■ Document segment
--- START ---

Unlike some other canning adventures of mine, I always feel like homemade applesauce is well worth the effort, plus it makes the house smell great!

A word of caution though … your family will never want to eat store-bought applesauce again! Mine won’t!

How to Make Applesauce from Scratch, Step by Step

Homemade applesauce is out of this world. There’s seriously a night and day difference between homemade applesauce and the store-bought versions that are bland and watery in comparison. (And I’m just skipping over the vices of sweetened store-bought applesauce entirely… )

While it’s super easy to whip up a small batch as needed and serve it fresh, in our family we usually need to make a larger amount and so we can or preserve.

Here’s what we do…

Step 1: Make a Plan to Can

Making and canning applesauce probably works best on the weekend if you have littles underfoot like I do. We usually pick a good fall weekend and make it a family event. (Extra hands make light work and all!)

We usually reserve Saturdays and Sundays for family time so it works to head out together to a local farm or farmer’s market to get our apples. The kids get to take in the sights and sounds (and tastes!), and we often score some decently priced organic local produce to take home.

Step 2: Estimate Quantity

How much to make will vary by family of course, but it’s an important step to consider. Nothing kills the joy of cooking from scratch and canning like taking on too much at one time. (Ask me how I know…)

In my experience one bushel of apples yields roughly 15-16 quart jars of applesauce, so I usually go for 2 bushels to last our family of 8 for 4-6 months.

Some equivalents that are helpful to remember:

-21 lbs of apples = about 7 quarts of processed applesauce (one water bath canner full)
-1 bushel = 40 lbs of apples

Of course it doesn’t hurt to buy extra for snacking, baking, or dehydrating. We love to make seasonal dishes with them like apple cinnamon muffins, sausage stuffed apples, bacon apple chicken, or apple pork chops.

Step 3: Buy Apples (preferably local and organic)

Making homemade applesauce may not save time, but it does save money. The first year I tried making applesauce I was able to get a bushel of organic apples from our CSA for only $20. (A crazy good deal!)

--- END ---

■ Material supplied
--- START ---

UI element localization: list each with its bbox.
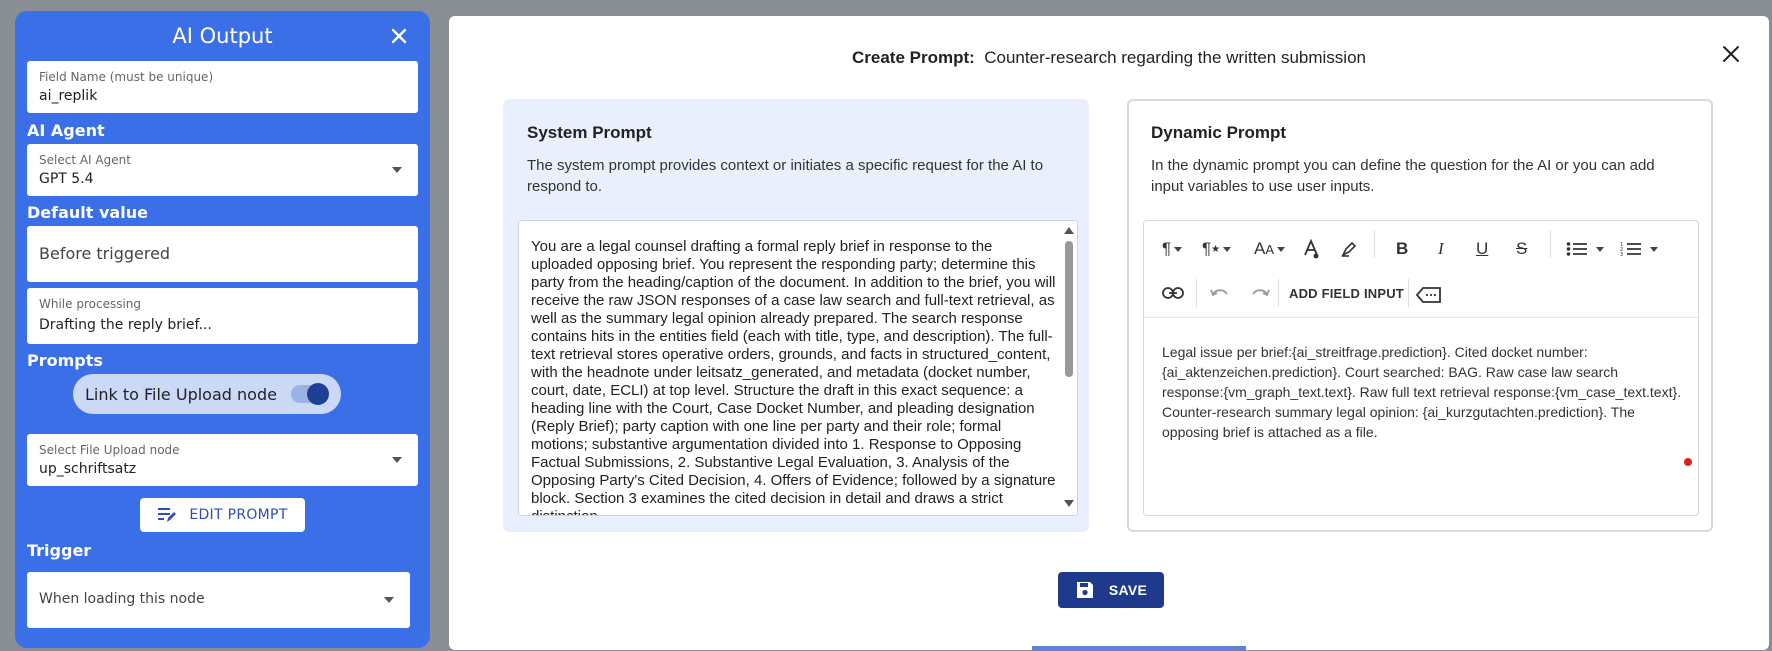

--- END ---
--- START ---

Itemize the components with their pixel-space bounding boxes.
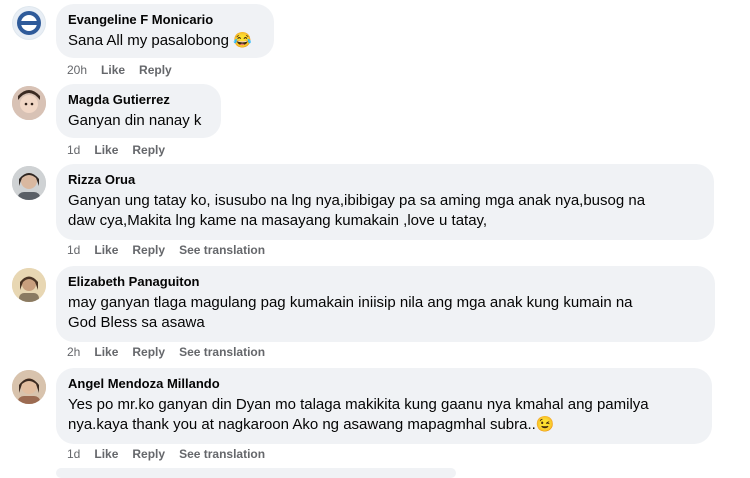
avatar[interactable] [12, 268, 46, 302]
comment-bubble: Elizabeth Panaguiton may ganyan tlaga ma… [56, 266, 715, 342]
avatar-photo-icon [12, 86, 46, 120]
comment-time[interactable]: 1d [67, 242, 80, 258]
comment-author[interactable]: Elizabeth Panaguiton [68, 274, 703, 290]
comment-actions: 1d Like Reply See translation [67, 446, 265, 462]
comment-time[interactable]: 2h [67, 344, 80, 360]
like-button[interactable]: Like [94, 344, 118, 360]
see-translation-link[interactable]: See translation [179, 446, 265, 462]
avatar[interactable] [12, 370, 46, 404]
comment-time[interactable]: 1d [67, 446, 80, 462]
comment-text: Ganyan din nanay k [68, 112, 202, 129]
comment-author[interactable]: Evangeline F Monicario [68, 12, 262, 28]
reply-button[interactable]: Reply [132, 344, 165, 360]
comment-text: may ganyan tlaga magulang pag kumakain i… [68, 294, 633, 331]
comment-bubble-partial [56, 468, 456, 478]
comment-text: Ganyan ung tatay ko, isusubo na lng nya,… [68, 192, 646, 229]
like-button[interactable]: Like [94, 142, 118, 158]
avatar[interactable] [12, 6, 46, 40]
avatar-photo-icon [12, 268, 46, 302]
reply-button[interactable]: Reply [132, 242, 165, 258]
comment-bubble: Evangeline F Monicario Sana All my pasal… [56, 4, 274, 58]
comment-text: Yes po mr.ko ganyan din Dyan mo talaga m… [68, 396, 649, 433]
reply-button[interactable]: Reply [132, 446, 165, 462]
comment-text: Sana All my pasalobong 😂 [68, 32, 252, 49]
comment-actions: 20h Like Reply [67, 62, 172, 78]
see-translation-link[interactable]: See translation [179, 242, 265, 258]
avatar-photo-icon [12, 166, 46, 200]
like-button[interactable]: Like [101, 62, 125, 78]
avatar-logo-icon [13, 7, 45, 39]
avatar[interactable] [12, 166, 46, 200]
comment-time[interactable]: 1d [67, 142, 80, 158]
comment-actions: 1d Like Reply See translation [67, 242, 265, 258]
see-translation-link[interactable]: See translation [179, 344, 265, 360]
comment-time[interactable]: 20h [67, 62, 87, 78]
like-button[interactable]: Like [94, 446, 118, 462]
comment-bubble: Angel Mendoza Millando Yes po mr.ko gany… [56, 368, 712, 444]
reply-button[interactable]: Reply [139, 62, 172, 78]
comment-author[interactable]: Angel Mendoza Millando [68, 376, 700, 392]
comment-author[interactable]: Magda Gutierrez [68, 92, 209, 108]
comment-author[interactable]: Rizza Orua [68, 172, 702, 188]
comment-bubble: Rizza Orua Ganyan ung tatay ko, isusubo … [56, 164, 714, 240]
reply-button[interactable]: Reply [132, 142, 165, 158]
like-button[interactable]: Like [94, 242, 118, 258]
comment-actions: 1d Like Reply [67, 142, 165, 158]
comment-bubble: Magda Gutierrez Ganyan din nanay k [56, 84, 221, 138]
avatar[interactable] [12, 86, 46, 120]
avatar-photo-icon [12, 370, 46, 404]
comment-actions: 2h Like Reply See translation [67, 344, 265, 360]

--- END ---
--- START ---

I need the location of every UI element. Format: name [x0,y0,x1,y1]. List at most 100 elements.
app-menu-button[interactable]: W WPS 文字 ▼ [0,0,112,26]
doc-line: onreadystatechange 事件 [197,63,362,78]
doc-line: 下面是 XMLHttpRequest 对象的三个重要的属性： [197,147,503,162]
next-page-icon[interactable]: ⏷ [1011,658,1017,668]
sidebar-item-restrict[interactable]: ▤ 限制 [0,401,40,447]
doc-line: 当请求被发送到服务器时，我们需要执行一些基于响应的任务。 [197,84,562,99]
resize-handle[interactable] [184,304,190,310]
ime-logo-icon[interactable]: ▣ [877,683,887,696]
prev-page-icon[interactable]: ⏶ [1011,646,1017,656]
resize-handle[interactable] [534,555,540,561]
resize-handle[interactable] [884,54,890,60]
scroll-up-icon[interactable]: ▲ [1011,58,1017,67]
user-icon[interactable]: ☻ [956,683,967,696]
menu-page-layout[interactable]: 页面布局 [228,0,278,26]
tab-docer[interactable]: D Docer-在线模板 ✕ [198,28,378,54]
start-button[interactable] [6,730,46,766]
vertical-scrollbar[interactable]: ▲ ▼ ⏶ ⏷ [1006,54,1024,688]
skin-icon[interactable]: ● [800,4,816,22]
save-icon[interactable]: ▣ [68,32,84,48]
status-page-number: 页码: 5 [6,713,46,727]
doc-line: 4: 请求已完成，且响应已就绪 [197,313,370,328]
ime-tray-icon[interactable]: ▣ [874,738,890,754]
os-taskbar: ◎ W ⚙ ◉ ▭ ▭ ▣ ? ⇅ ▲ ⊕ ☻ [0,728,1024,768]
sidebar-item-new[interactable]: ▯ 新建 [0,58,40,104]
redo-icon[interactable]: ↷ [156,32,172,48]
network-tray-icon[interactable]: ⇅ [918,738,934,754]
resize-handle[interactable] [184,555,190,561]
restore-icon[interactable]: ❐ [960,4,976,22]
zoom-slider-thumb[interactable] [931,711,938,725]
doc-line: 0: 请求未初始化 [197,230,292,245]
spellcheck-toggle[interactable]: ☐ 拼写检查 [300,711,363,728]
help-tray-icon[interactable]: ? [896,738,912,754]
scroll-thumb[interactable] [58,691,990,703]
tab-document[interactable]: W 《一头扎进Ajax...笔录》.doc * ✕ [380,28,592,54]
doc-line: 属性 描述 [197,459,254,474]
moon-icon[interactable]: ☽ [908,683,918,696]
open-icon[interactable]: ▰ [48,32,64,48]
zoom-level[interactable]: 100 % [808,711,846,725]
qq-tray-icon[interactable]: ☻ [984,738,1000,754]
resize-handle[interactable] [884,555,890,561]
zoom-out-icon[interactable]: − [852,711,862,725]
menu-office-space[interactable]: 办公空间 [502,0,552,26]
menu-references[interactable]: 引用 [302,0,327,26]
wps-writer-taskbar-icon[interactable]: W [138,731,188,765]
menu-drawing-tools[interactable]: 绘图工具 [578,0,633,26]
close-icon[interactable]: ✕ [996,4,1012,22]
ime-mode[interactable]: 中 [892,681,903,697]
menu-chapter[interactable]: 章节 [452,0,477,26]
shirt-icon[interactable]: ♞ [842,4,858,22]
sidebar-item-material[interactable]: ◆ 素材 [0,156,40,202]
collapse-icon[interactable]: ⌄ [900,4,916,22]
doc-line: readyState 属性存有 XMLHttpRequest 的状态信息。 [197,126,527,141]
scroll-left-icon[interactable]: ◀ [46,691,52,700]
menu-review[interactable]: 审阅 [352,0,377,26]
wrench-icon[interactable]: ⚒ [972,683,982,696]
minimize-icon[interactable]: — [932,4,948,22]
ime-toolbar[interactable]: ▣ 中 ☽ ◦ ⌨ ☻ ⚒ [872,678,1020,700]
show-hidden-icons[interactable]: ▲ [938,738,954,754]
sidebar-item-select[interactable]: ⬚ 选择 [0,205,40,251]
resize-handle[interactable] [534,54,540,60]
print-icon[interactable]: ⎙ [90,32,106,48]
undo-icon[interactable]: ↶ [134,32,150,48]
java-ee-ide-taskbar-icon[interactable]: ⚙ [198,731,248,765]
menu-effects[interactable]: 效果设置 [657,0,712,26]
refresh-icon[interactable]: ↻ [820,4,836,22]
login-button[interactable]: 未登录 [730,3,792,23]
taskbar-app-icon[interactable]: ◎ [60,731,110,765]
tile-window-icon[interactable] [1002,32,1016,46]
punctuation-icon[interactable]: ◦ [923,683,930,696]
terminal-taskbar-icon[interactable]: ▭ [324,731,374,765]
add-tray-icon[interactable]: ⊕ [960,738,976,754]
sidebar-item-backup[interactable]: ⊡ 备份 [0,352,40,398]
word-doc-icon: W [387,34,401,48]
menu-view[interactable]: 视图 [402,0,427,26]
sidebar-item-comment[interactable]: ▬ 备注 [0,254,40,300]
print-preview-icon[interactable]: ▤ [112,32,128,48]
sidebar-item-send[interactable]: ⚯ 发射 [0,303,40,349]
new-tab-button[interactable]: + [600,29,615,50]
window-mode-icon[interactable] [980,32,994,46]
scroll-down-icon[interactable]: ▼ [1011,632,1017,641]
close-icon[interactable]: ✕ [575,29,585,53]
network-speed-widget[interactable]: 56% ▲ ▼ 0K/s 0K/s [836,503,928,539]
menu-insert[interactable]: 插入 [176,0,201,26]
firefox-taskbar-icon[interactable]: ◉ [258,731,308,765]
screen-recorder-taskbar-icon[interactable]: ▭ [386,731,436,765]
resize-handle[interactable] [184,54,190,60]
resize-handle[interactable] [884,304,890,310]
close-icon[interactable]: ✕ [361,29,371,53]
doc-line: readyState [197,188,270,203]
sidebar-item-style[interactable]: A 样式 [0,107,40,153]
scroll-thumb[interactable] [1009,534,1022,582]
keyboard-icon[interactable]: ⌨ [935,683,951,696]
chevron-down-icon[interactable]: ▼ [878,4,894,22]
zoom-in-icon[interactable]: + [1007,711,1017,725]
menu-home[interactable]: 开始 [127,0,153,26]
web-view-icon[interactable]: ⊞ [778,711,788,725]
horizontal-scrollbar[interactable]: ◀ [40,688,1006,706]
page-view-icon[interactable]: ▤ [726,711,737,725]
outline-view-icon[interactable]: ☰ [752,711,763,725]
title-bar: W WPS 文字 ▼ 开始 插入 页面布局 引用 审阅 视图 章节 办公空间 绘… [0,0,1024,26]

--- END ---

■ Complete the following
1. From the applesauce text, list the seasonal dishes the family likes to make with extra apples.
2. Answer these questions using the applesauce text.
(a) Roughly how many quart jars of applesauce does one bushel of apples yield?
(b) How many pounds of apples are in one bushel?
(c) What did the first bushel of organic apples from the CSA cost?
3. Translate this sentence from the applesauce text into Spanish: "Making homemade applesauce may not save time, but it does save money."

■ Answers
1.
- Apple cinnamon muffins
- Sausage stuffed apples
- Bacon apple chicken
- Apple pork chops

2.
(a) Roughly 15-16 quart jars.
(b) 40 lbs.
(c) $20.

3. Hacer puré de manzana casero quizá no ahorre tiempo, pero sí ahorra dinero.